### EXTRAIT
╭──
Un monopole inventé 
  
          L'histoire de Microsoft a fait couler beaucoup d'électrons depuis les six dernières années. La cabale des fanatiques d'Open Source (une autre chose qui me dérange, mais je suppose que je le garderai pour une autre fois), ainsi que les aspirants rats de bureaux, ne cessent de nos répéter que Microsoft est mauvais (« doubleplusinbon » en novlangue), tente de devenir un monopole, et toute sortes d'accusations semblables.  
  
          L'estimé Ed Younkins a déjà abordé le sujet de l'antitrust en détail dans ce magazine (voir ANTITRUST LAWS SHOULD BE ABOLISHED, le QL, no 56). Je veux plutôt élaborer sur la mentalité antitrust et les abus de langage qu'il génère, ainsi que les erreurs élémentaires d'économie proférées par les tribunaux et pundits qui se prononcent sur l'affaire Microsoft.
╰──
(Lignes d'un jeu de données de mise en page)
╭──
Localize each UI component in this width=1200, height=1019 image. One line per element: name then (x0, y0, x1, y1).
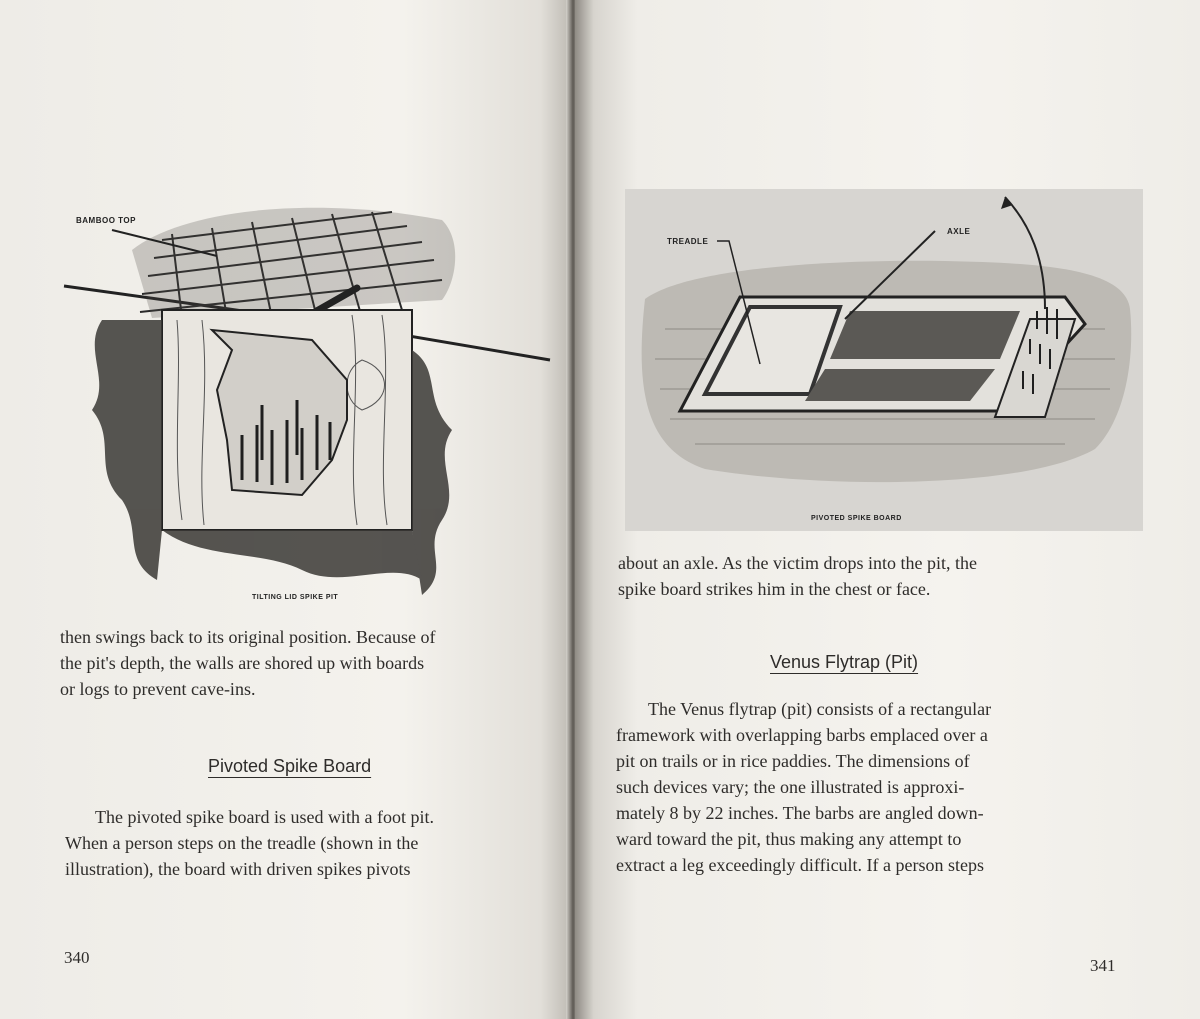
text-line: then swings back to its original position. Because of (60, 627, 436, 647)
right-body-paragraph (616, 696, 1136, 878)
page-number-right: 341 (1090, 956, 1116, 975)
bamboo-top-callout: BAMBOO TOP (76, 216, 136, 225)
text-line: When a person steps on the treadle (shown in the (65, 833, 419, 853)
text-line: ward toward the pit, thus making any attempt to (616, 829, 962, 849)
tilting-lid-spike-pit-drawing (62, 200, 552, 610)
text-line: about an axle. As the victim drops into the pit, the (618, 553, 977, 573)
text-line: The pivoted spike board is used with a foot pit. (95, 807, 434, 827)
section-heading-pivoted-spike-board: Pivoted Spike Board (208, 756, 372, 776)
page-number-left: 340 (64, 948, 90, 967)
text-line: the pit's depth, the walls are shored up with boards (60, 653, 425, 673)
left-page (0, 0, 575, 1019)
text-line: framework with overlapping barbs emplaced over a (616, 725, 988, 745)
text-line: extract a leg exceedingly difficult. If a person steps (616, 855, 985, 875)
text-line: pit on trails or in rice paddies. The dimensions of (616, 751, 970, 771)
left-figure-caption: TILTING LID SPIKE PIT (252, 594, 339, 601)
text-line: such devices vary; the one illustrated is approxi- (616, 777, 965, 797)
right-figure-caption: PIVOTED SPIKE BOARD (811, 515, 902, 522)
text-line: The Venus flytrap (pit) consists of a rectangular (648, 699, 992, 719)
text-line: illustration), the board with driven spikes pivots (65, 859, 411, 879)
left-body-paragraph (65, 804, 560, 882)
text-line: or logs to prevent cave-ins. (60, 679, 256, 699)
left-top-paragraph (60, 624, 558, 702)
tilting-lid-spike-pit-illustration (62, 200, 552, 610)
axle-callout: AXLE (947, 227, 971, 236)
treadle-callout: TREADLE (667, 237, 709, 246)
pivoted-spike-board-illustration (625, 189, 1143, 531)
section-heading-venus-flytrap: Venus Flytrap (Pit) (770, 652, 919, 672)
text-line: spike board strikes him in the chest or face. (618, 579, 931, 599)
right-top-paragraph (618, 550, 1143, 602)
text-line: mately 8 by 22 inches. The barbs are angled down- (616, 803, 984, 823)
╰──
### CONSIGNE 1
Réécrivez sous forme de liste numérotée les enregistrements allant de la ligne contenant "text-line: then swings" à la ligne contenant "text-line: framework with", ces deux lignes comprises.
### CONSIGNE 2
Prolongez le texte sur l'affaire Microsoft et la mentalité antitrust à partir de sa dernière phrase.

### RÉSULTAT DE LA TÂCHE 1
1. text-line: then swings back to its original position. Because of (60, 627, 436, 647)
2. right-body-paragraph (616, 696, 1136, 878)
3. page-number-right: 341 (1090, 956, 1116, 975)
4. bamboo-top-callout: BAMBOO TOP (76, 216, 136, 225)
5. text-line: When a person steps on the treadle (shown in the (65, 833, 419, 853)
6. text-line: ward toward the pit, thus making any attempt to (616, 829, 962, 849)
7. tilting-lid-spike-pit-drawing (62, 200, 552, 610)
8. text-line: about an axle. As the victim drops into the pit, the (618, 553, 977, 573)
9. text-line: The pivoted spike board is used with a foot pit. (95, 807, 434, 827)
10. section-heading-pivoted-spike-board: Pivoted Spike Board (208, 756, 372, 776)
11. page-number-left: 340 (64, 948, 90, 967)
12. text-line: the pit's depth, the walls are shored up with boards (60, 653, 425, 673)
13. left-page (0, 0, 575, 1019)
14. text-line: framework with overlapping barbs emplaced over a (616, 725, 988, 745)

### RÉSULTAT DE LA TÂCHE 2
          Comme vous le savez peut-être, le tout a commencé avec l'enquête du Département de la Justice américain entre 1990 et 1995, qui s'est soldée par un décret contre Microsoft, forçant l'entreprise à ne plus lier les licences Windows avec les licences d'autres produits. Évidemment, Microsoft n'a pas plié et a même ajouté Internet Explorer à sa liste de licences « liées », ce qui donne le résultat que vous connaissez. Le DoJ considérerait aussi intenter une poursuite à plus grand déploiement qui, selon les experts, serait la fin de Microsoft. 
  
          Plus récemment, Microsoft s'est vu forcé d'engager des personnalités politiques américaines, tel que des ex-conseillers de George Bush et John Ashcroft, pour contrer le lobbying des forces anti-MS en la présence de Kenneth Star et Robert Bork, et d'ex-conseillers de Bill Clinton. De plus, Microsoft a donné plus de deux millions de dollars aux deux partis principaux lors des dernières élections, ce qui représente presque la même somme donnée par les compagnies rivales de Microsoft (Sun, AOL, Oracle). 
  
          Il est aberrant et disgracieux que nos sociétés « modernes » forcent d'honnêtes commerçants à gaspiller leur argent pour se défendre en relations publiques, au lieu de les laisser produire. Ce n'est qu'un autre signe de la puissance des groupes de pression dans une économie mixte, et de l'inefficacité de cette dernière.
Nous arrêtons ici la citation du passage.